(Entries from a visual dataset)
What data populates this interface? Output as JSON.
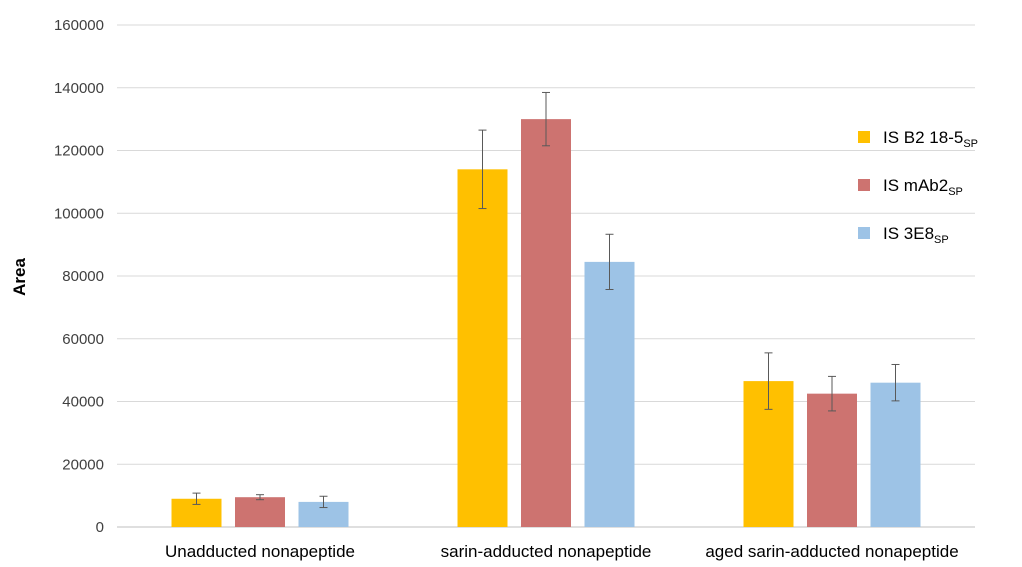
{
  "chart_data": {
    "type": "bar",
    "title": "",
    "xlabel": "",
    "ylabel": "Area",
    "ylim": [
      0,
      160000
    ],
    "yticks": [
      0,
      20000,
      40000,
      60000,
      80000,
      100000,
      120000,
      140000,
      160000
    ],
    "grid": true,
    "legend_position": "right",
    "categories": [
      "Unadducted nonapeptide",
      "sarin-adducted nonapeptide",
      "aged sarin-adducted nonapeptide"
    ],
    "series": [
      {
        "name": "IS B2 18-5",
        "subscript": "SP",
        "color": "#FFC000",
        "values": [
          9000,
          114000,
          46500
        ],
        "errors": [
          1800,
          12500,
          9000
        ]
      },
      {
        "name": "IS mAb2",
        "subscript": "SP",
        "color": "#CD7370",
        "values": [
          9500,
          130000,
          42500
        ],
        "errors": [
          800,
          8500,
          5500
        ]
      },
      {
        "name": "IS 3E8",
        "subscript": "SP",
        "color": "#9DC3E6",
        "values": [
          8000,
          84500,
          46000
        ],
        "errors": [
          1800,
          8800,
          5800
        ]
      }
    ]
  }
}
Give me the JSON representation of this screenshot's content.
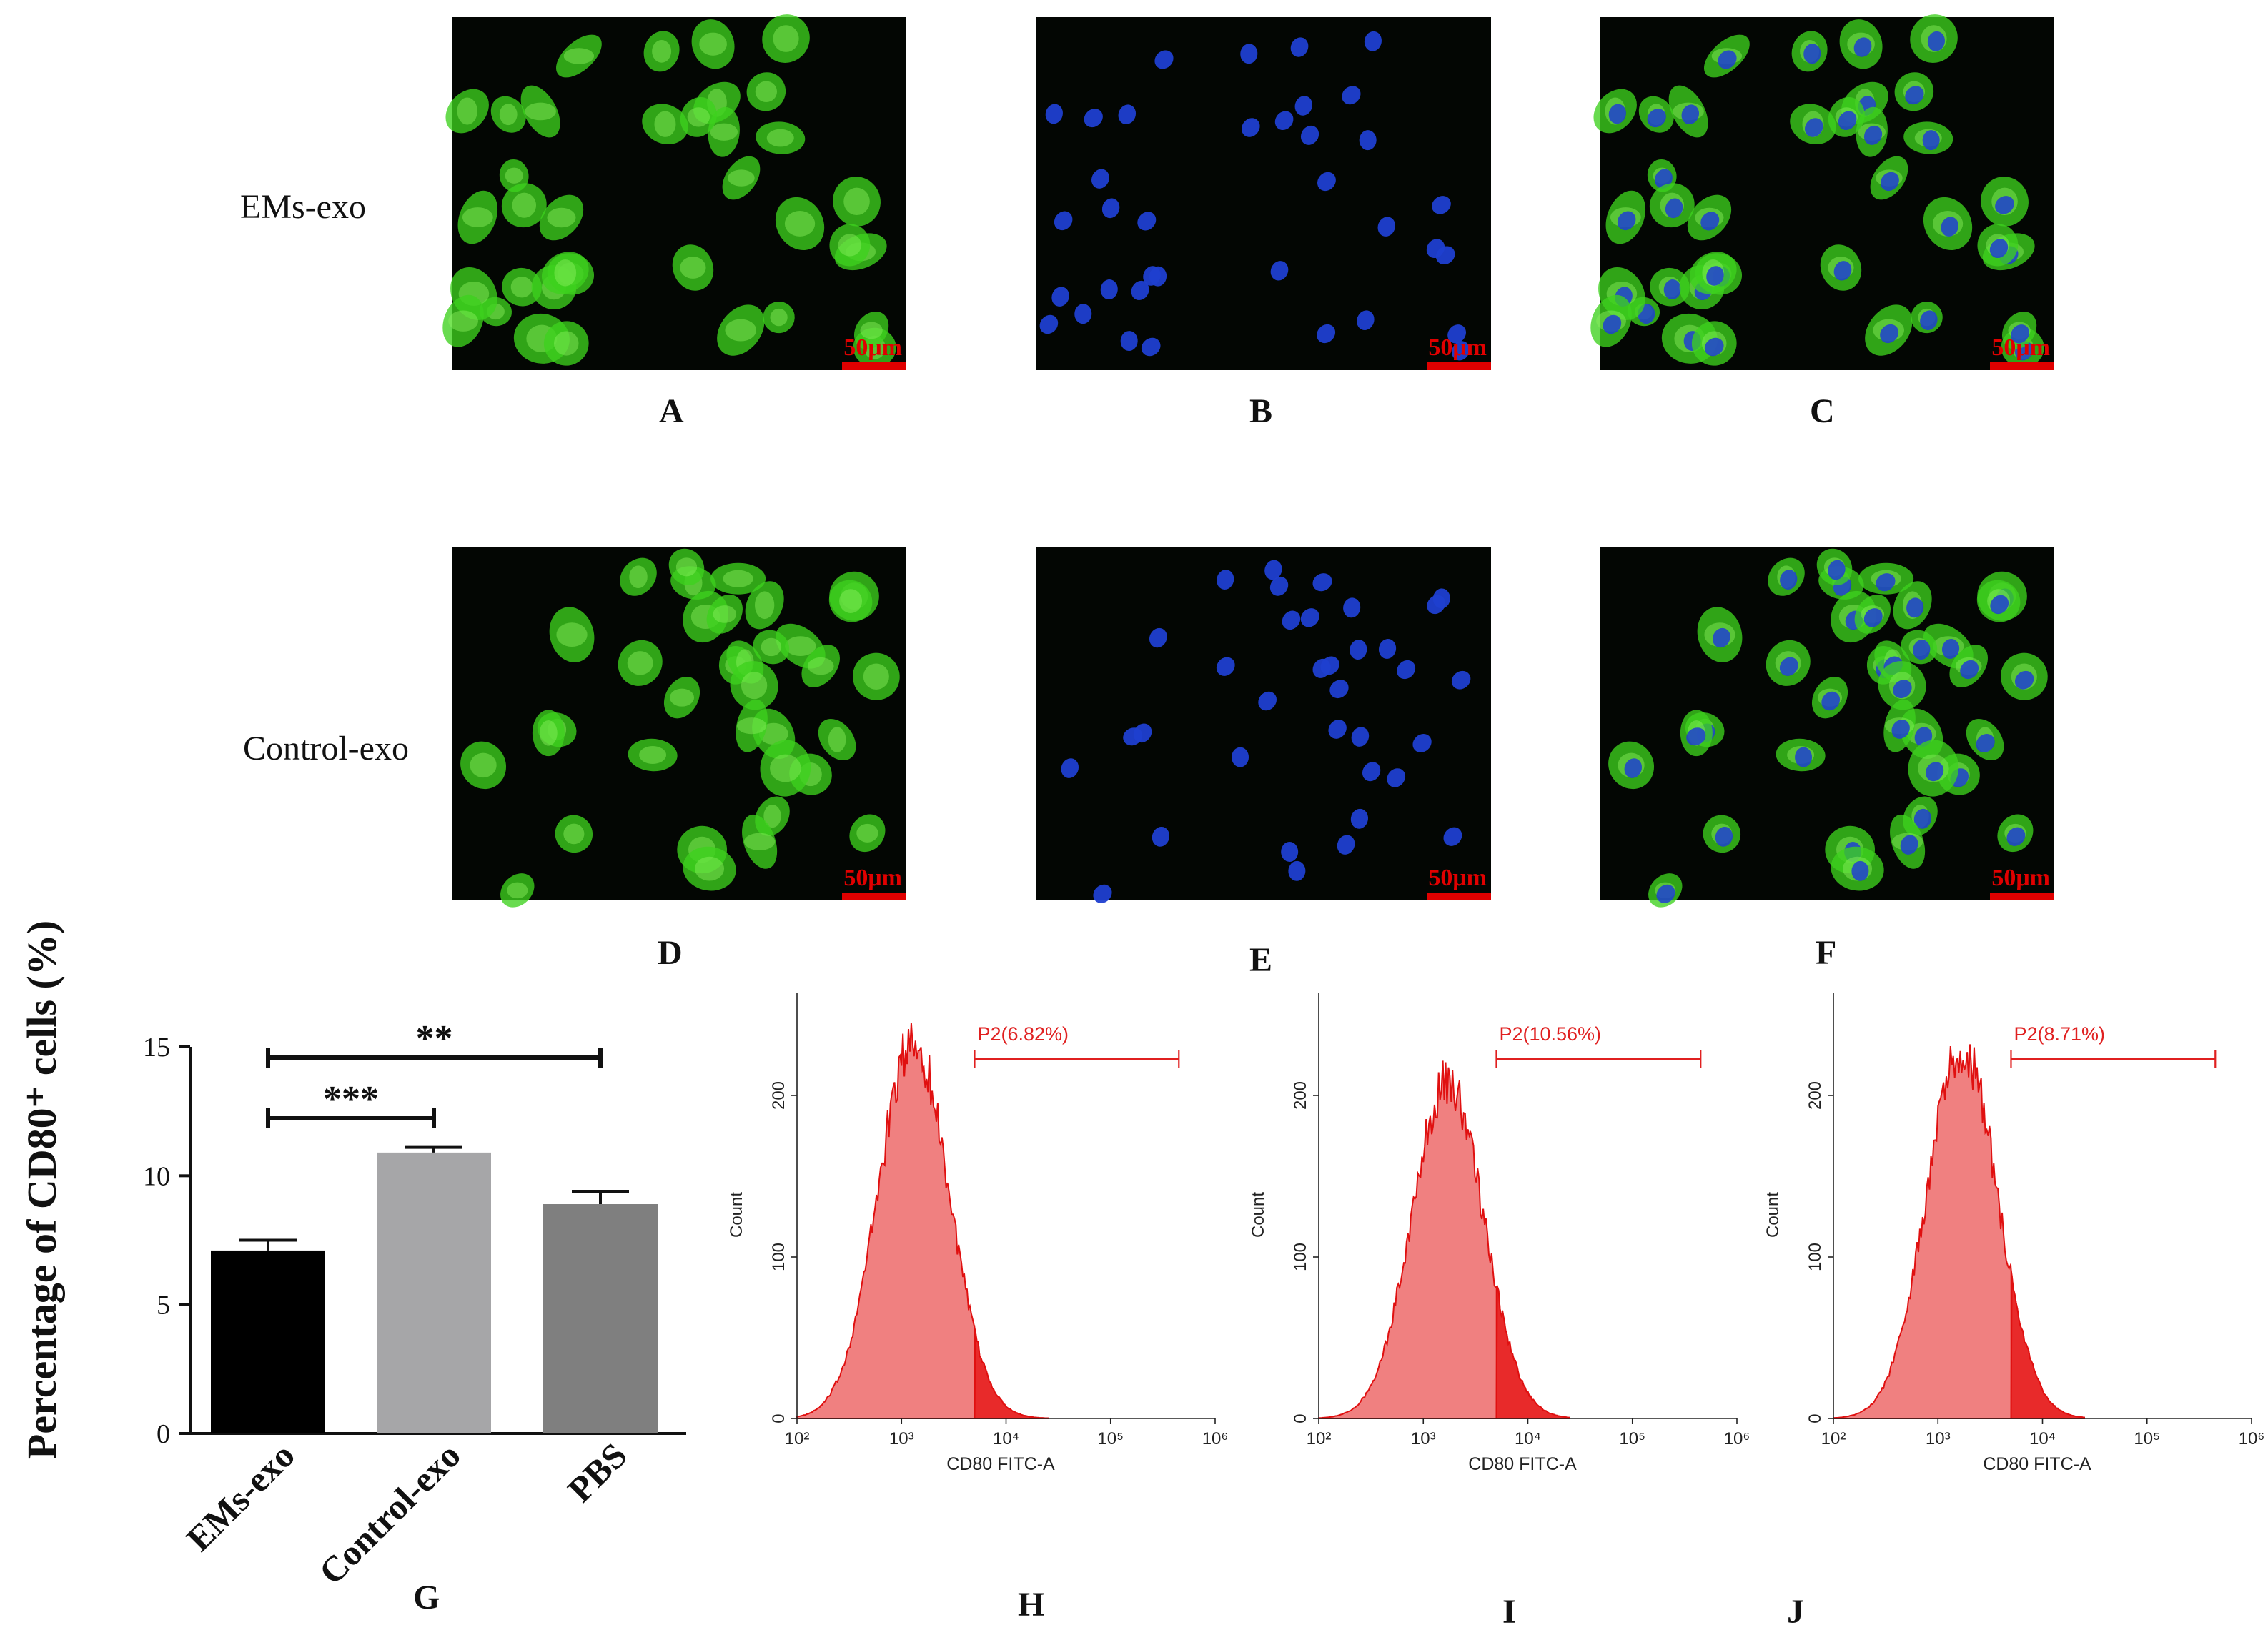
{
  "figure": {
    "row_labels": [
      "EMs-exo",
      "Control-exo"
    ],
    "panel_letters": [
      "A",
      "B",
      "C",
      "D",
      "E",
      "F",
      "G",
      "H",
      "I",
      "J"
    ],
    "scale_bar_text": "50μm",
    "micrographs": [
      {
        "panel": "A",
        "channel": "green"
      },
      {
        "panel": "B",
        "channel": "blue"
      },
      {
        "panel": "C",
        "channel": "merge"
      },
      {
        "panel": "D",
        "channel": "green"
      },
      {
        "panel": "E",
        "channel": "blue"
      },
      {
        "panel": "F",
        "channel": "merge"
      }
    ]
  },
  "chart_data": [
    {
      "type": "bar",
      "panel": "G",
      "categories": [
        "EMs-exo",
        "Control-exo",
        "PBS"
      ],
      "values": [
        7.1,
        10.9,
        8.9
      ],
      "errors": [
        0.4,
        0.2,
        0.5
      ],
      "bar_colors": [
        "#000000",
        "#a6a6a8",
        "#7f7f7f"
      ],
      "ylabel": "Percentage of CD80⁺ cells (%)",
      "ylim": [
        0,
        15
      ],
      "yticks": [
        "0",
        "5",
        "10",
        "15"
      ],
      "significance": [
        {
          "from": "EMs-exo",
          "to": "PBS",
          "label": "**"
        },
        {
          "from": "EMs-exo",
          "to": "Control-exo",
          "label": "***"
        }
      ]
    },
    {
      "type": "area",
      "panel": "H",
      "xlabel": "CD80 FITC-A",
      "ylabel": "Count",
      "x_scale": "log",
      "xlim": [
        100,
        1000000
      ],
      "ylim": [
        0,
        250
      ],
      "yticks": [
        "0",
        "100",
        "200"
      ],
      "xticks": [
        "10²",
        "10³",
        "10⁴",
        "10⁵",
        "10⁶"
      ],
      "gate": {
        "label": "P2(6.82%)",
        "from": 5000,
        "to": 450000
      },
      "peak_x": 1300,
      "peak_y": 240
    },
    {
      "type": "area",
      "panel": "I",
      "xlabel": "CD80 FITC-A",
      "ylabel": "Count",
      "x_scale": "log",
      "xlim": [
        100,
        1000000
      ],
      "ylim": [
        0,
        250
      ],
      "yticks": [
        "0",
        "100",
        "200"
      ],
      "xticks": [
        "10²",
        "10³",
        "10⁴",
        "10⁵",
        "10⁶"
      ],
      "gate": {
        "label": "P2(10.56%)",
        "from": 5000,
        "to": 450000
      },
      "peak_x": 1700,
      "peak_y": 215
    },
    {
      "type": "area",
      "panel": "J",
      "xlabel": "CD80 FITC-A",
      "ylabel": "Count",
      "x_scale": "log",
      "xlim": [
        100,
        1000000
      ],
      "ylim": [
        0,
        250
      ],
      "yticks": [
        "0",
        "100",
        "200"
      ],
      "xticks": [
        "10²",
        "10³",
        "10⁴",
        "10⁵",
        "10⁶"
      ],
      "gate": {
        "label": "P2(8.71%)",
        "from": 5000,
        "to": 450000
      },
      "peak_x": 1700,
      "peak_y": 235
    }
  ],
  "colors": {
    "gfp": "#3dd11e",
    "dapi": "#1f3fd0",
    "scale_bar": "#e00000",
    "hist_fill": "#f08080",
    "hist_line": "#e01010",
    "gate": "#e02020"
  }
}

> ASSIGNMENT: I'd like every record above written out again exactly, without the pictures.

> SOLVED EXERCISE:
What data populates this interface? Output as JSON.
{
  "chart_data": {
    "type": "bar",
    "title": "",
    "xlabel": "",
    "ylabel": "Area",
    "ylim": [
      0,
      160000
    ],
    "yticks": [
      0,
      20000,
      40000,
      60000,
      80000,
      100000,
      120000,
      140000,
      160000
    ],
    "grid": true,
    "legend_position": "right",
    "categories": [
      "Unadducted nonapeptide",
      "sarin-adducted nonapeptide",
      "aged sarin-adducted nonapeptide"
    ],
    "series": [
      {
        "name": "IS B2 18-5",
        "subscript": "SP",
        "color": "#FFC000",
        "values": [
          9000,
          114000,
          46500
        ],
        "errors": [
          1800,
          12500,
          9000
        ]
      },
      {
        "name": "IS mAb2",
        "subscript": "SP",
        "color": "#CD7370",
        "values": [
          9500,
          130000,
          42500
        ],
        "errors": [
          800,
          8500,
          5500
        ]
      },
      {
        "name": "IS 3E8",
        "subscript": "SP",
        "color": "#9DC3E6",
        "values": [
          8000,
          84500,
          46000
        ],
        "errors": [
          1800,
          8800,
          5800
        ]
      }
    ]
  }
}
Give me the JSON representation of this screenshot's content.
{
  "figure": {
    "row_labels": [
      "EMs-exo",
      "Control-exo"
    ],
    "panel_letters": [
      "A",
      "B",
      "C",
      "D",
      "E",
      "F",
      "G",
      "H",
      "I",
      "J"
    ],
    "scale_bar_text": "50μm",
    "micrographs": [
      {
        "panel": "A",
        "channel": "green"
      },
      {
        "panel": "B",
        "channel": "blue"
      },
      {
        "panel": "C",
        "channel": "merge"
      },
      {
        "panel": "D",
        "channel": "green"
      },
      {
        "panel": "E",
        "channel": "blue"
      },
      {
        "panel": "F",
        "channel": "merge"
      }
    ]
  },
  "chart_data": [
    {
      "type": "bar",
      "panel": "G",
      "categories": [
        "EMs-exo",
        "Control-exo",
        "PBS"
      ],
      "values": [
        7.1,
        10.9,
        8.9
      ],
      "errors": [
        0.4,
        0.2,
        0.5
      ],
      "bar_colors": [
        "#000000",
        "#a6a6a8",
        "#7f7f7f"
      ],
      "ylabel": "Percentage of CD80⁺ cells (%)",
      "ylim": [
        0,
        15
      ],
      "yticks": [
        "0",
        "5",
        "10",
        "15"
      ],
      "significance": [
        {
          "from": "EMs-exo",
          "to": "PBS",
          "label": "**"
        },
        {
          "from": "EMs-exo",
          "to": "Control-exo",
          "label": "***"
        }
      ]
    },
    {
      "type": "area",
      "panel": "H",
      "xlabel": "CD80 FITC-A",
      "ylabel": "Count",
      "x_scale": "log",
      "xlim": [
        100,
        1000000
      ],
      "ylim": [
        0,
        250
      ],
      "yticks": [
        "0",
        "100",
        "200"
      ],
      "xticks": [
        "10²",
        "10³",
        "10⁴",
        "10⁵",
        "10⁶"
      ],
      "gate": {
        "label": "P2(6.82%)",
        "from": 5000,
        "to": 450000
      },
      "peak_x": 1300,
      "peak_y": 240
    },
    {
      "type": "area",
      "panel": "I",
      "xlabel": "CD80 FITC-A",
      "ylabel": "Count",
      "x_scale": "log",
      "xlim": [
        100,
        1000000
      ],
      "ylim": [
        0,
        250
      ],
      "yticks": [
        "0",
        "100",
        "200"
      ],
      "xticks": [
        "10²",
        "10³",
        "10⁴",
        "10⁵",
        "10⁶"
      ],
      "gate": {
        "label": "P2(10.56%)",
        "from": 5000,
        "to": 450000
      },
      "peak_x": 1700,
      "peak_y": 215
    },
    {
      "type": "area",
      "panel": "J",
      "xlabel": "CD80 FITC-A",
      "ylabel": "Count",
      "x_scale": "log",
      "xlim": [
        100,
        1000000
      ],
      "ylim": [
        0,
        250
      ],
      "yticks": [
        "0",
        "100",
        "200"
      ],
      "xticks": [
        "10²",
        "10³",
        "10⁴",
        "10⁵",
        "10⁶"
      ],
      "gate": {
        "label": "P2(8.71%)",
        "from": 5000,
        "to": 450000
      },
      "peak_x": 1700,
      "peak_y": 235
    }
  ],
  "colors": {
    "gfp": "#3dd11e",
    "dapi": "#1f3fd0",
    "scale_bar": "#e00000",
    "hist_fill": "#f08080",
    "hist_line": "#e01010",
    "gate": "#e02020"
  }
}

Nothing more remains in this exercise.